» What you will do
Copy out every line that contains "JSON".

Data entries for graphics
- - - - - - -

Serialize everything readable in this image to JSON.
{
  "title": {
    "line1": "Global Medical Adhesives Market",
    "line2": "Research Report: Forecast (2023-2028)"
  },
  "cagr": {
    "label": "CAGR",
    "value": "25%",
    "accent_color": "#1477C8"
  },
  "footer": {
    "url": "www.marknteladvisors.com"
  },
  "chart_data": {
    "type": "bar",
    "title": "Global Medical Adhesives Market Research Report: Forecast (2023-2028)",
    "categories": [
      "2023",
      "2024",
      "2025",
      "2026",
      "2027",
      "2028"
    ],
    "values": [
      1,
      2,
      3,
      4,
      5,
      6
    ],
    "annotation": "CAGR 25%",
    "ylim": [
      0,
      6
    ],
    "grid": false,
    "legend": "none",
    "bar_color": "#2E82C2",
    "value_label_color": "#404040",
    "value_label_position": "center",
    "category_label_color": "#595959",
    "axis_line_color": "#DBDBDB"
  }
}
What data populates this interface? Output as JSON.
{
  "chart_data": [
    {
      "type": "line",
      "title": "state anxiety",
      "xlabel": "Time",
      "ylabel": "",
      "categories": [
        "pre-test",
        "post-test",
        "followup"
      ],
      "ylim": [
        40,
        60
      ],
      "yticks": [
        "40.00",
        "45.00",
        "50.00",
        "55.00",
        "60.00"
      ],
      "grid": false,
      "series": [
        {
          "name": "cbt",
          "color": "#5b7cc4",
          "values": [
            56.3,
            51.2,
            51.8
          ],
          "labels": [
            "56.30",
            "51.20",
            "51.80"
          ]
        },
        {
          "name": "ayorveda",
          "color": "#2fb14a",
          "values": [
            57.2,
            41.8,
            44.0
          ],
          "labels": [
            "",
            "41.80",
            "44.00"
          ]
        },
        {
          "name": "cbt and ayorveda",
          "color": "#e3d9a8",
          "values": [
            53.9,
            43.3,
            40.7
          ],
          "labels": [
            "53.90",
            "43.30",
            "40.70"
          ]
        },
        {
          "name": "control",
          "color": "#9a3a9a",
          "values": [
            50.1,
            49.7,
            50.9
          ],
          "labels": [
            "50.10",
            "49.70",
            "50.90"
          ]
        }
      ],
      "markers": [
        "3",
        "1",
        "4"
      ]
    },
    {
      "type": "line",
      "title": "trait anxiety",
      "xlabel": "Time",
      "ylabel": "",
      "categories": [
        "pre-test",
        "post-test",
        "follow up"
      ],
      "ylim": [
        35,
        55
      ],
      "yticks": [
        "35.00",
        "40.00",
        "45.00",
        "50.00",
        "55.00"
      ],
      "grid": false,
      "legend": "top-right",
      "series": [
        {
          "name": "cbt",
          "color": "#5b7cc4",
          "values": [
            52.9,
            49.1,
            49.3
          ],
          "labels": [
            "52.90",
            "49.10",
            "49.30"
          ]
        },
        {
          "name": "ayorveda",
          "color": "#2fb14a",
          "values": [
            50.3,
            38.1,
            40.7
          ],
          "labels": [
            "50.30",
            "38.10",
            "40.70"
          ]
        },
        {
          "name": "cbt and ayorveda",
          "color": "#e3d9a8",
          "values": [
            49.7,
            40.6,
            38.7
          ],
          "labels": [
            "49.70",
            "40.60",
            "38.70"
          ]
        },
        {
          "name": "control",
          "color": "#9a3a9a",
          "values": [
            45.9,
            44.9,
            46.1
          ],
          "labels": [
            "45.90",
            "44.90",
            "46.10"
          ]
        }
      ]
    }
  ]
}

- - - - - - -

» Exercise response
Serialize everything readable in this image to JSON.
What data populates this interface? Output as JSON.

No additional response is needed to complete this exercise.